**Aim of the exercise**
Drop all images and give the records again exactly.

============

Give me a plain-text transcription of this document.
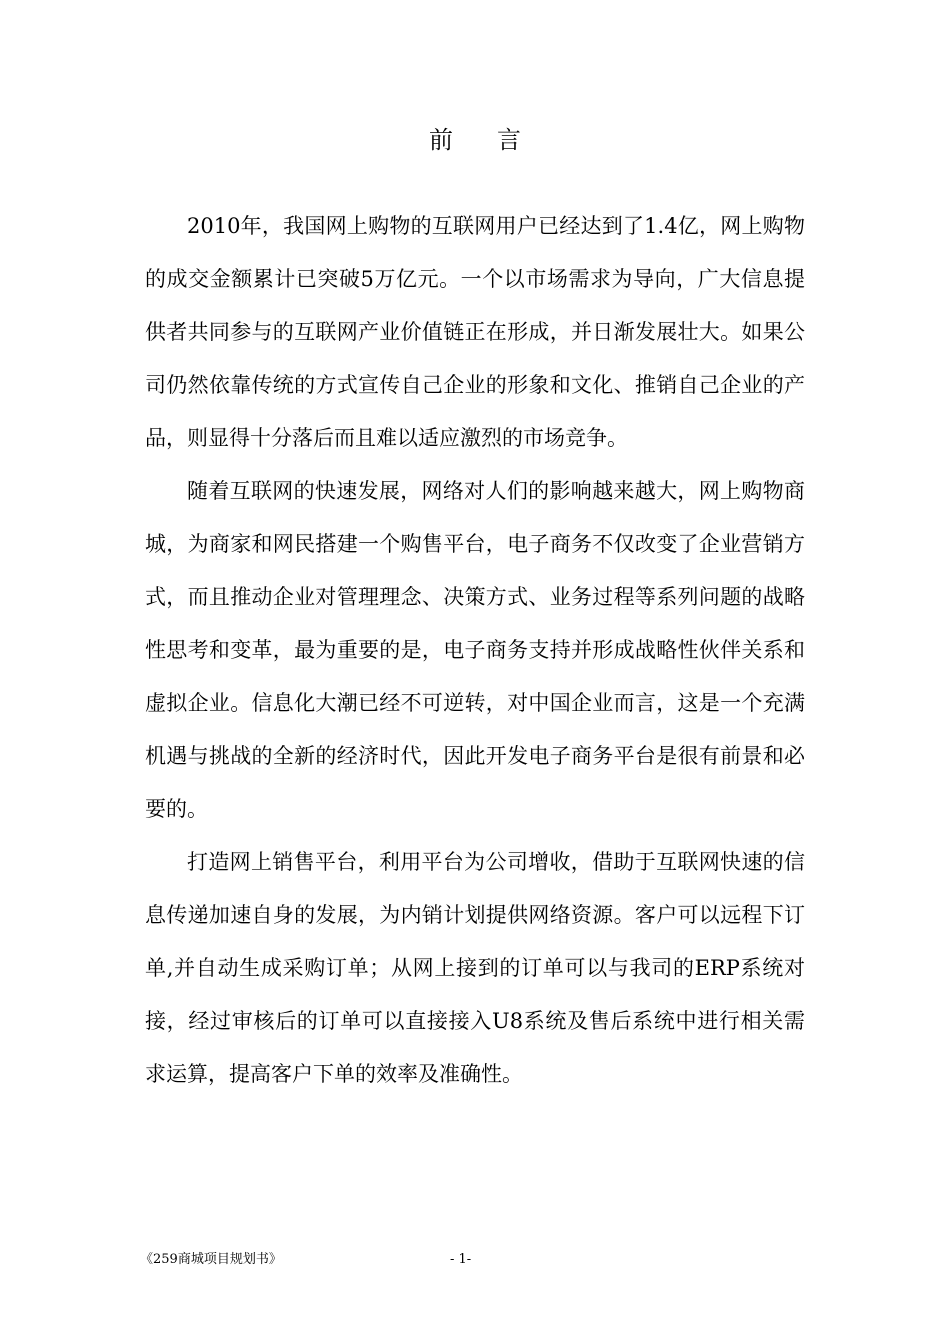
前 言

2010年，我国网上购物的互联网用户已经达到了1.4亿，网上购物的成交金额累计已突破5万亿元。一个以市场需求为导向，广大信息提供者共同参与的互联网产业价值链正在形成，并日渐发展壮大。如果公司仍然依靠传统的方式宣传自己企业的形象和文化、推销自己企业的产品，则显得十分落后而且难以适应激烈的市场竞争。

随着互联网的快速发展，网络对人们的影响越来越大，网上购物商城，为商家和网民搭建一个购售平台，电子商务不仅改变了企业营销方式，而且推动企业对管理理念、决策方式、业务过程等系列问题的战略性思考和变革，最为重要的是，电子商务支持并形成战略性伙伴关系和虚拟企业。信息化大潮已经不可逆转，对中国企业而言，这是一个充满机遇与挑战的全新的经济时代，因此开发电子商务平台是很有前景和必要的。

打造网上销售平台，利用平台为公司增收，借助于互联网快速的信息传递加速自身的发展，为内销计划提供网络资源。客户可以远程下订单,并自动生成采购订单；从网上接到的订单可以与我司的ERP系统对接，经过审核后的订单可以直接接入U8系统及售后系统中进行相关需求运算，提高客户下单的效率及准确性。

《259商城项目规划书》	- 1-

============

**Answer to this exercise**
Give me a plain-text transcription of this document.
前 言

2010年，我国网上购物的互联网用户已经达到了1.4亿，网上购物的成交金额累计已突破5万亿元。一个以市场需求为导向，广大信息提供者共同参与的互联网产业价值链正在形成，并日渐发展壮大。如果公司仍然依靠传统的方式宣传自己企业的形象和文化、推销自己企业的产品，则显得十分落后而且难以适应激烈的市场竞争。

随着互联网的快速发展，网络对人们的影响越来越大，网上购物商城，为商家和网民搭建一个购售平台，电子商务不仅改变了企业营销方式，而且推动企业对管理理念、决策方式、业务过程等系列问题的战略性思考和变革，最为重要的是，电子商务支持并形成战略性伙伴关系和虚拟企业。信息化大潮已经不可逆转，对中国企业而言，这是一个充满机遇与挑战的全新的经济时代，因此开发电子商务平台是很有前景和必要的。

打造网上销售平台，利用平台为公司增收，借助于互联网快速的信息传递加速自身的发展，为内销计划提供网络资源。客户可以远程下订单,并自动生成采购订单；从网上接到的订单可以与我司的ERP系统对接，经过审核后的订单可以直接接入U8系统及售后系统中进行相关需求运算，提高客户下单的效率及准确性。

《259商城项目规划书》	- 1-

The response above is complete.